[RECORD SET]:
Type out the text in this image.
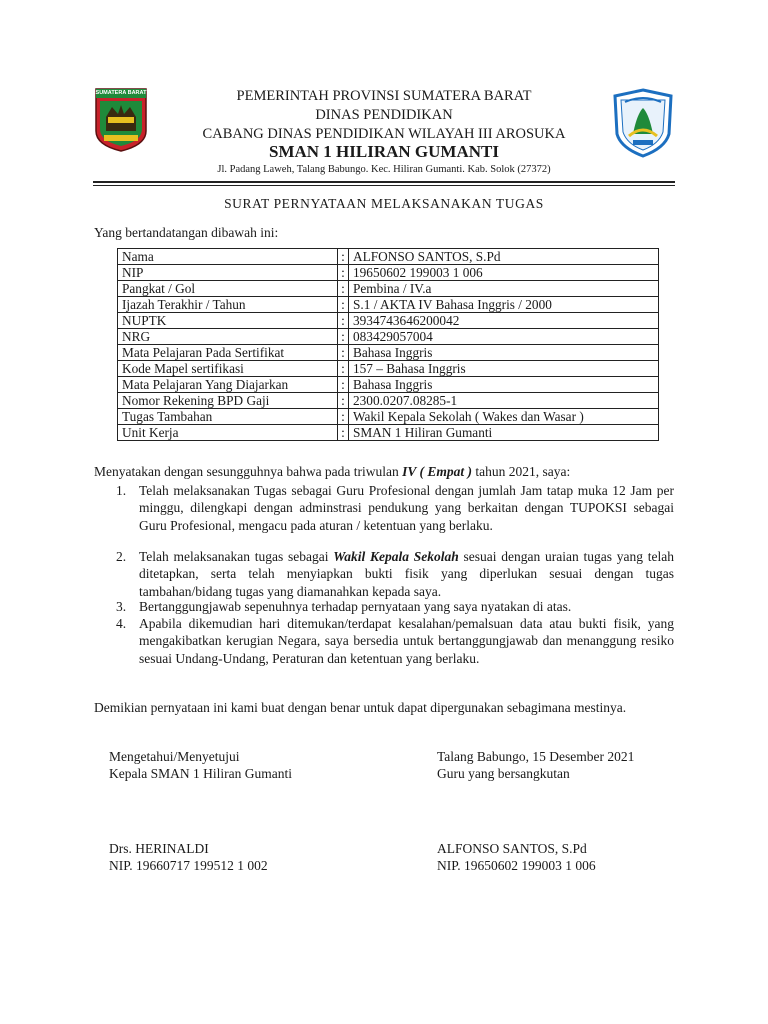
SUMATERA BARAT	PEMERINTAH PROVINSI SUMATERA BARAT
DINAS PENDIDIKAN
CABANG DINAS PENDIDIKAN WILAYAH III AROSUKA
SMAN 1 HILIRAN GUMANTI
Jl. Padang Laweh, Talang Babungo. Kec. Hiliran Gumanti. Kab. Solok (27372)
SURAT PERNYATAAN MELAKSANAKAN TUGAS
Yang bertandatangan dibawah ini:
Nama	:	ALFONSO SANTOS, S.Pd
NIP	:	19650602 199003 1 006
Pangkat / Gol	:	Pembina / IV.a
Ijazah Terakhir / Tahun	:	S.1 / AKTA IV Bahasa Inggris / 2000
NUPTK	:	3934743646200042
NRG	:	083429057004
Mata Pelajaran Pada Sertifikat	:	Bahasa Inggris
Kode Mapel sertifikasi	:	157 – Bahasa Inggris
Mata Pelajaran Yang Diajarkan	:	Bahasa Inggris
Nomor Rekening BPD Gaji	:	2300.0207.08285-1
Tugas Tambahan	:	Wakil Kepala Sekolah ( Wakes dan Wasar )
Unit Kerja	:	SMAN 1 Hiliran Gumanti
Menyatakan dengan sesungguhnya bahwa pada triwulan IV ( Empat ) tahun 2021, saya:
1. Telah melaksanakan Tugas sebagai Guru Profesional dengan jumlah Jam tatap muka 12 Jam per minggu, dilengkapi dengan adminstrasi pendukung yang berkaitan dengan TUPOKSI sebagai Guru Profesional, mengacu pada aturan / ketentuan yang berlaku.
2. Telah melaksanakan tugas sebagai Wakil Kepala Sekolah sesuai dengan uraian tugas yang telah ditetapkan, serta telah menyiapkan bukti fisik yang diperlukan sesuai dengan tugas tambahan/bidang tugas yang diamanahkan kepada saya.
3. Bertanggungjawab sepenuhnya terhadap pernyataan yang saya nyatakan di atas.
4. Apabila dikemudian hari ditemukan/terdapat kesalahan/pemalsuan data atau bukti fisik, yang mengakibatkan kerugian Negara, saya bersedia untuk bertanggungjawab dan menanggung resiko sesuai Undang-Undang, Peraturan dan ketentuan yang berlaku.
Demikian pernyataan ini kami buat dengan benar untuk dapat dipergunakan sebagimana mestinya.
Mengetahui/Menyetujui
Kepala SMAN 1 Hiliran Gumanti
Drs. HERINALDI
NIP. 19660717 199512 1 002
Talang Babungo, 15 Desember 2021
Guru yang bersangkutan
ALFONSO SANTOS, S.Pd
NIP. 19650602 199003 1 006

* * *

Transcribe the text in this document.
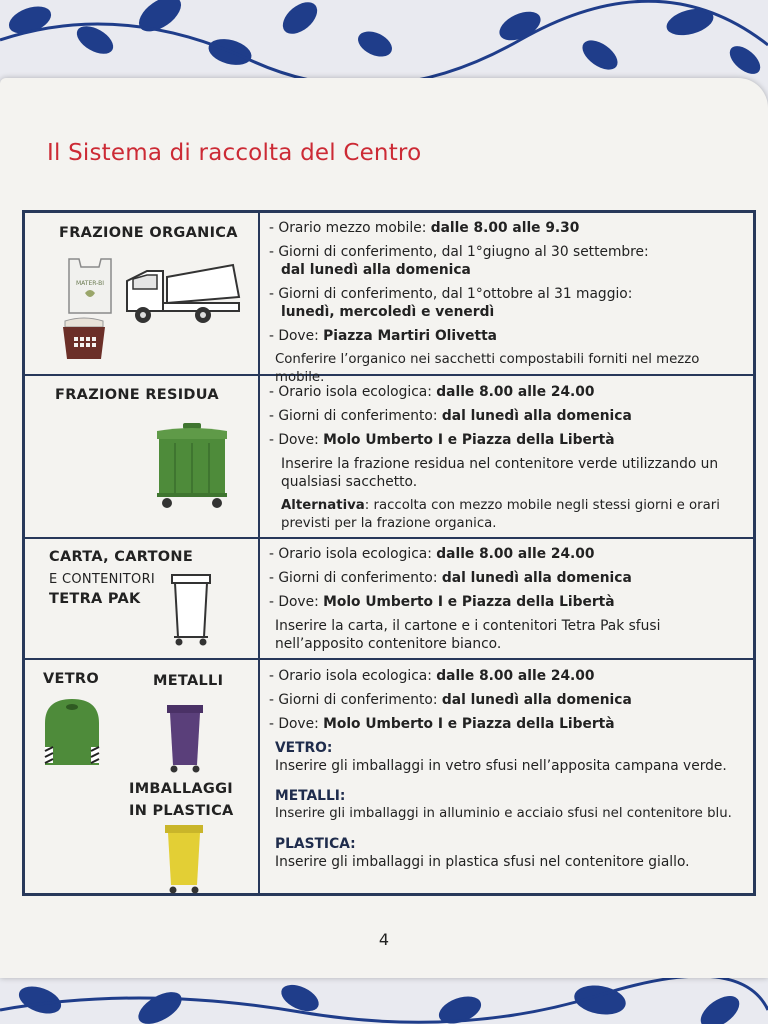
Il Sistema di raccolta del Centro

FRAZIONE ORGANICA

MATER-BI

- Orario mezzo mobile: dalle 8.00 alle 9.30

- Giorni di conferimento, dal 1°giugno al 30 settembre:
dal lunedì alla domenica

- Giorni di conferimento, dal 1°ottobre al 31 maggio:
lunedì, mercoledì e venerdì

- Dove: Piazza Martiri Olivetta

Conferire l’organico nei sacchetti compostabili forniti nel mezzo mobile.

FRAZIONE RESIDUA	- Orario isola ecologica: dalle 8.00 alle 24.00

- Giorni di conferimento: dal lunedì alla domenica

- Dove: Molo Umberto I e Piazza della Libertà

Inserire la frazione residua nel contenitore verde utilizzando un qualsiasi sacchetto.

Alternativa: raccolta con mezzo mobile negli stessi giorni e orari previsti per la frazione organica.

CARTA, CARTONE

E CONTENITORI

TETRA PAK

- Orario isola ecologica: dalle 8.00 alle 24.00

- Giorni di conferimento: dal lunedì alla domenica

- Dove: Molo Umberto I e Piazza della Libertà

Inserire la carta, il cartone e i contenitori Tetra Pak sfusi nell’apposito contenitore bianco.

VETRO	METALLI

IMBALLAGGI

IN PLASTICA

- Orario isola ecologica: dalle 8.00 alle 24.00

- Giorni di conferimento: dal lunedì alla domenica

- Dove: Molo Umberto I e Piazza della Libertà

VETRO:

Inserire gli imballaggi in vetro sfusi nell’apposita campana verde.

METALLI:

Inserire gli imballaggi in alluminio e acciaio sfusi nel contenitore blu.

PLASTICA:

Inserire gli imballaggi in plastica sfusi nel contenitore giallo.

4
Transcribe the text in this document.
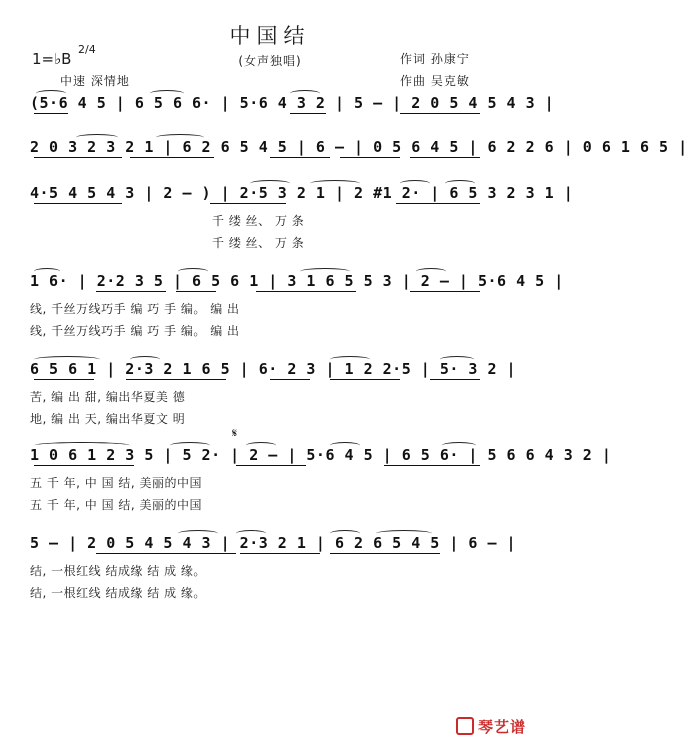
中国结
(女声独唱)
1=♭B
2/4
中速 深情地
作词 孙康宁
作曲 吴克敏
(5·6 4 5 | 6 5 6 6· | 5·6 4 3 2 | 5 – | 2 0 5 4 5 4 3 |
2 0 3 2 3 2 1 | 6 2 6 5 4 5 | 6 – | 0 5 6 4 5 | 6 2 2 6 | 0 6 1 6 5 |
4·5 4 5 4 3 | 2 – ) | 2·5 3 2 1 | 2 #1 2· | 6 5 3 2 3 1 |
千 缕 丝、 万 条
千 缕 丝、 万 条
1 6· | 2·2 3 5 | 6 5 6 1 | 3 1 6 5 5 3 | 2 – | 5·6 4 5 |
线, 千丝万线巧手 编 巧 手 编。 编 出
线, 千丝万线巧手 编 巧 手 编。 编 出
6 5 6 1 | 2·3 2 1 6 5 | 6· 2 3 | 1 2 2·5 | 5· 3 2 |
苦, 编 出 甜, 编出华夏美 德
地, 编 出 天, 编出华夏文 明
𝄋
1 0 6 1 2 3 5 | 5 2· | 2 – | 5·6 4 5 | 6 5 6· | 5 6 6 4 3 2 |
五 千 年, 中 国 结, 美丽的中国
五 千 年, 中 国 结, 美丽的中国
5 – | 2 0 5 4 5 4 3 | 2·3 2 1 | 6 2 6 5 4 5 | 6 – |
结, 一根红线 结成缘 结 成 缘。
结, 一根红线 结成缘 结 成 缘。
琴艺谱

[EXERCISE AIM]: Find how many lines of the entries contain "SANTOS". Respond with the number only.

[SOLUTION TO THIS EXERCISE]: 2